══ Supplied material ══

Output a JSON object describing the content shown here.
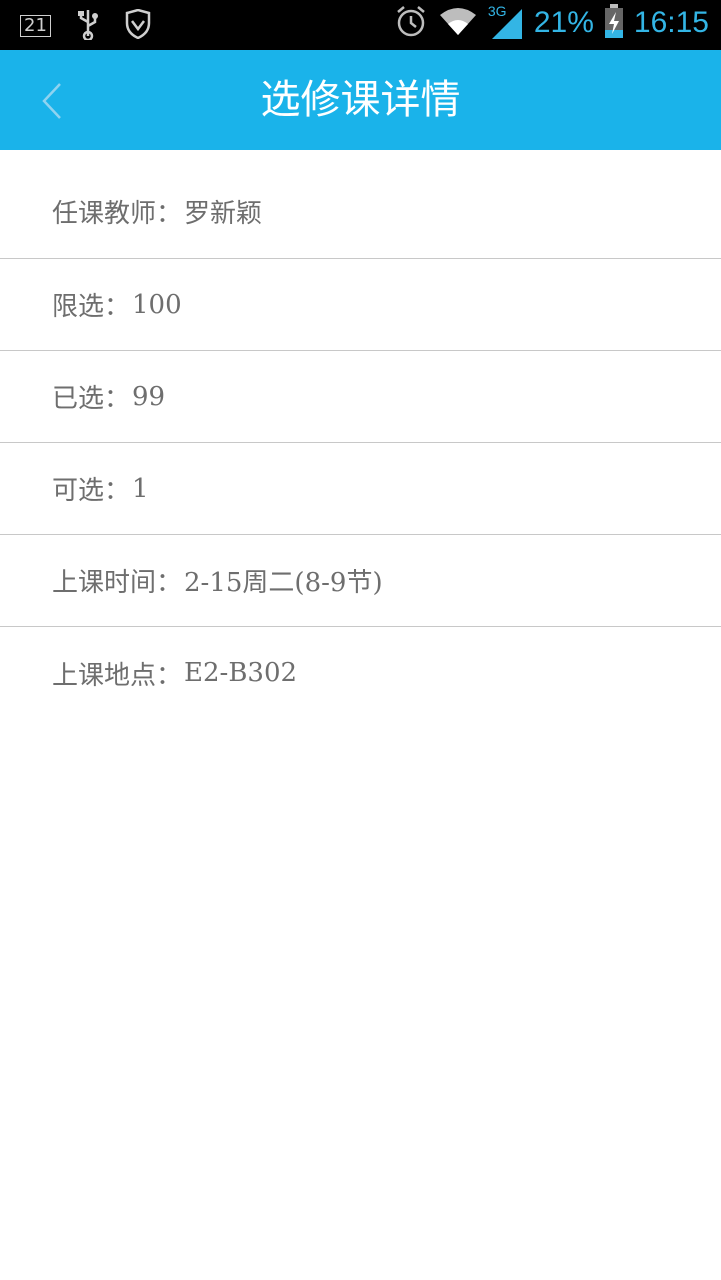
{
  "status_bar": {
    "notification_count": "21",
    "battery": "21%",
    "network": "3G",
    "time": "16:15"
  },
  "app_bar": {
    "title": "选修课详情"
  },
  "details": [
    {
      "label": "任课教师：",
      "value": "罗新颖"
    },
    {
      "label": "限选：",
      "value": "100"
    },
    {
      "label": "已选：",
      "value": "99"
    },
    {
      "label": "可选：",
      "value": "1"
    },
    {
      "label": "上课时间：",
      "value": "2-15周二(8-9节)"
    },
    {
      "label": "上课地点：",
      "value": "E2-B302"
    }
  ],
  "colors": {
    "app_bar": "#1ab3ea",
    "status_accent": "#33b5e5",
    "text": "#6e6e6e",
    "divider": "#c8c8c8"
  }
}
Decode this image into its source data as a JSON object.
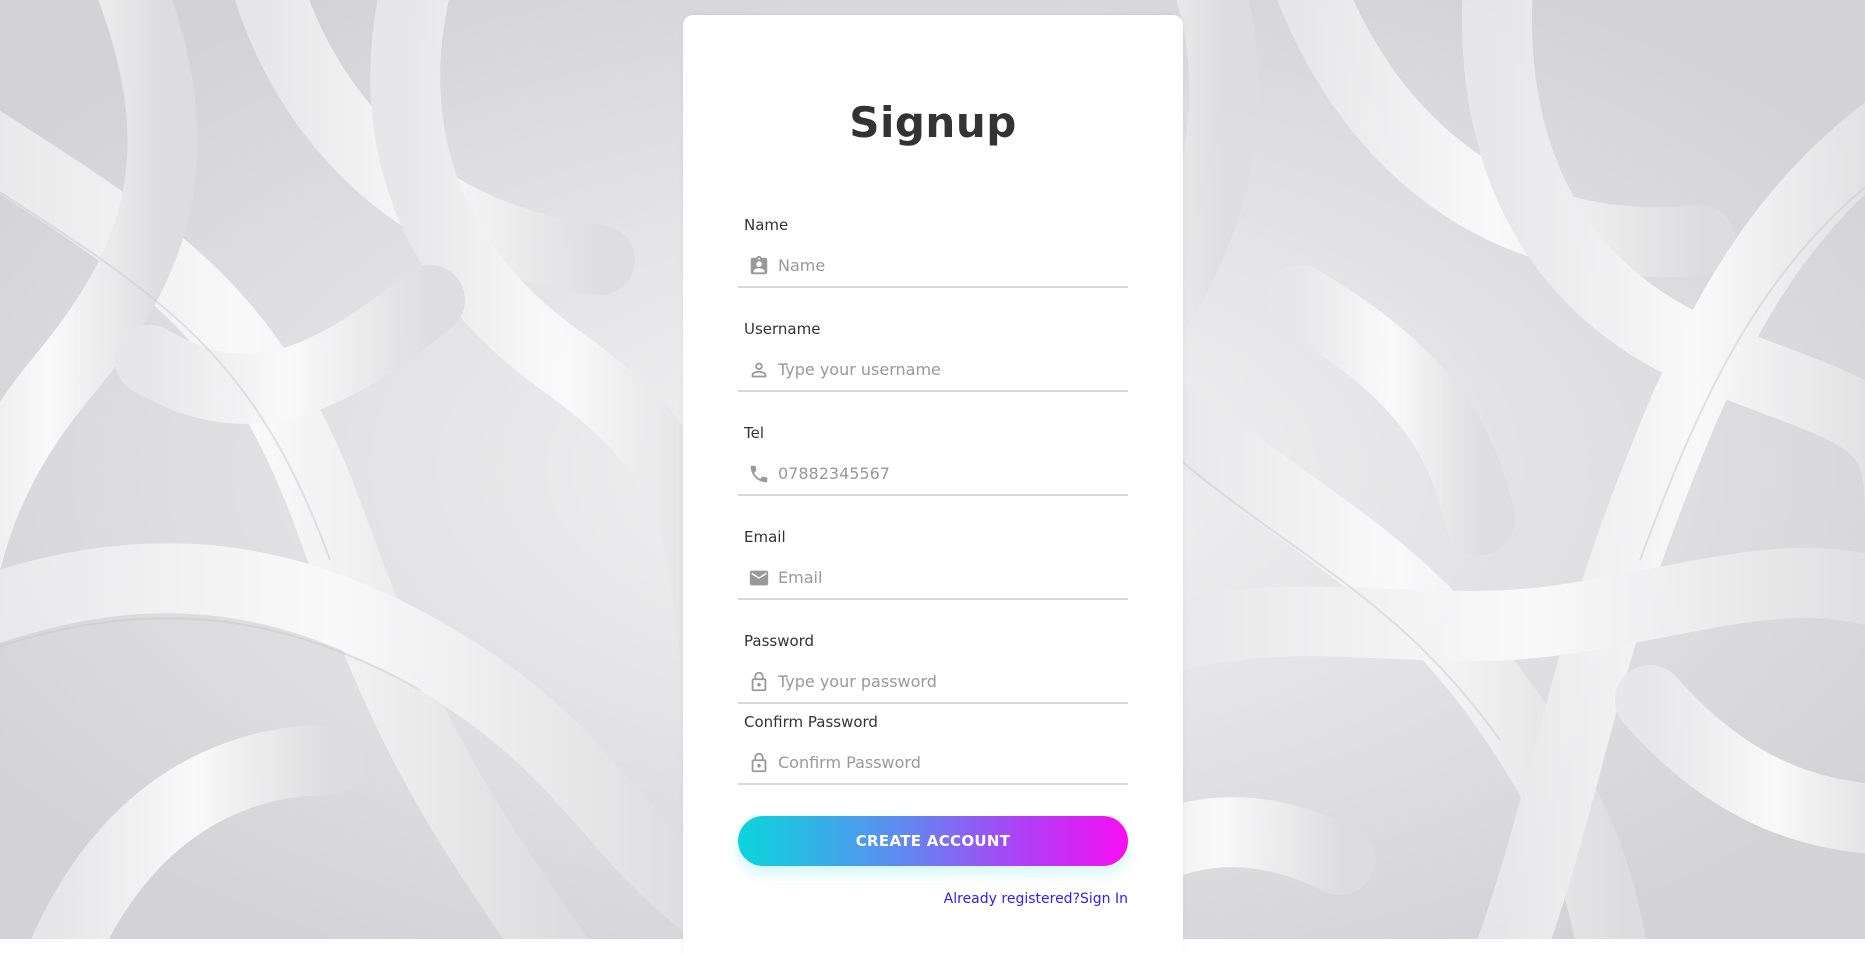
{
  "form": {
    "title": "Signup",
    "fields": [
      {
        "label": "Name",
        "placeholder": "Name",
        "value": "",
        "icon": "contact-card-icon"
      },
      {
        "label": "Username",
        "placeholder": "Type your username",
        "value": "",
        "icon": "person-icon"
      },
      {
        "label": "Tel",
        "placeholder": "07882345567",
        "value": "",
        "icon": "phone-icon"
      },
      {
        "label": "Email",
        "placeholder": "Email",
        "value": "",
        "icon": "envelope-icon"
      },
      {
        "label": "Password",
        "placeholder": "Type your password",
        "value": "",
        "icon": "lock-icon"
      },
      {
        "label": "Confirm Password",
        "placeholder": "Confirm Password",
        "value": "",
        "icon": "lock-icon"
      }
    ],
    "submit_label": "CREATE ACCOUNT",
    "already_registered_text": "Already registered?",
    "sign_in_link": "Sign In"
  },
  "colors": {
    "gradient_start": "#0ad5dc",
    "gradient_end": "#f80ef3",
    "link": "#2d1ff5",
    "title": "#333333",
    "icon": "#999999"
  }
}
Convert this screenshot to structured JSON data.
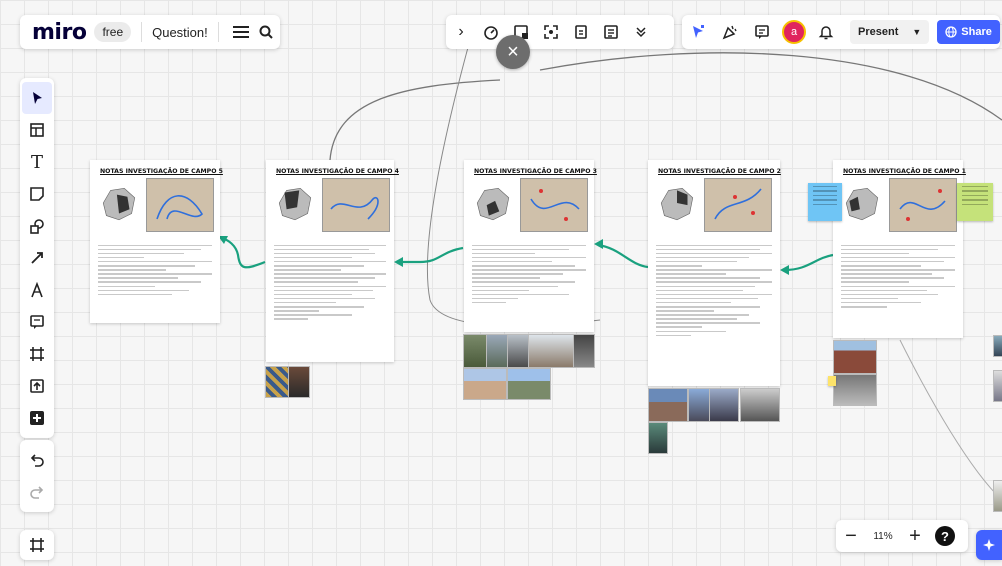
{
  "app": {
    "logo": "miro",
    "plan": "free",
    "board_name": "Question!"
  },
  "top_toolbar": {
    "collapse_icon": "chevron-right-icon",
    "items": [
      "timer-icon",
      "sticky-note-add-icon",
      "frame-focus-icon",
      "card-icon",
      "document-icon",
      "chevrons-down-icon"
    ]
  },
  "collab": {
    "avatar_initial": "a",
    "present_label": "Present",
    "share_label": "Share"
  },
  "left_toolbar": {
    "tools": [
      "select-cursor",
      "templates",
      "text",
      "sticky-note",
      "shapes",
      "connection-line",
      "pen",
      "comment",
      "frame",
      "upload",
      "more-apps",
      "undo",
      "redo"
    ]
  },
  "board": {
    "frame_titles": [
      "NOTAS INVESTIGAÇÃO DE CAMPO 5",
      "NOTAS INVESTIGAÇÃO DE CAMPO 4",
      "NOTAS INVESTIGAÇÃO DE CAMPO 3",
      "NOTAS INVESTIGAÇÃO DE CAMPO 2",
      "NOTAS INVESTIGAÇÃO DE CAMPO 1"
    ]
  },
  "zoom": {
    "level": "11%",
    "minus": "−",
    "plus": "+",
    "help": "?"
  },
  "colors": {
    "accent": "#4262ff",
    "arrow": "#1aa17f",
    "avatar": "#e0245e",
    "logo": "#050038"
  }
}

═══

(Aim) Pictures must be left out. Repeat exactly the lines from the one containing "Convert this screenshot" through the final line of the data.

(Complete output)
Convert this screenshot to structured JSON data.
{
  "app": {
    "logo": "miro",
    "plan": "free",
    "board_name": "Question!"
  },
  "top_toolbar": {
    "collapse_icon": "chevron-right-icon",
    "items": [
      "timer-icon",
      "sticky-note-add-icon",
      "frame-focus-icon",
      "card-icon",
      "document-icon",
      "chevrons-down-icon"
    ]
  },
  "collab": {
    "avatar_initial": "a",
    "present_label": "Present",
    "share_label": "Share"
  },
  "left_toolbar": {
    "tools": [
      "select-cursor",
      "templates",
      "text",
      "sticky-note",
      "shapes",
      "connection-line",
      "pen",
      "comment",
      "frame",
      "upload",
      "more-apps",
      "undo",
      "redo"
    ]
  },
  "board": {
    "frame_titles": [
      "NOTAS INVESTIGAÇÃO DE CAMPO 5",
      "NOTAS INVESTIGAÇÃO DE CAMPO 4",
      "NOTAS INVESTIGAÇÃO DE CAMPO 3",
      "NOTAS INVESTIGAÇÃO DE CAMPO 2",
      "NOTAS INVESTIGAÇÃO DE CAMPO 1"
    ]
  },
  "zoom": {
    "level": "11%",
    "minus": "−",
    "plus": "+",
    "help": "?"
  },
  "colors": {
    "accent": "#4262ff",
    "arrow": "#1aa17f",
    "avatar": "#e0245e",
    "logo": "#050038"
  }
}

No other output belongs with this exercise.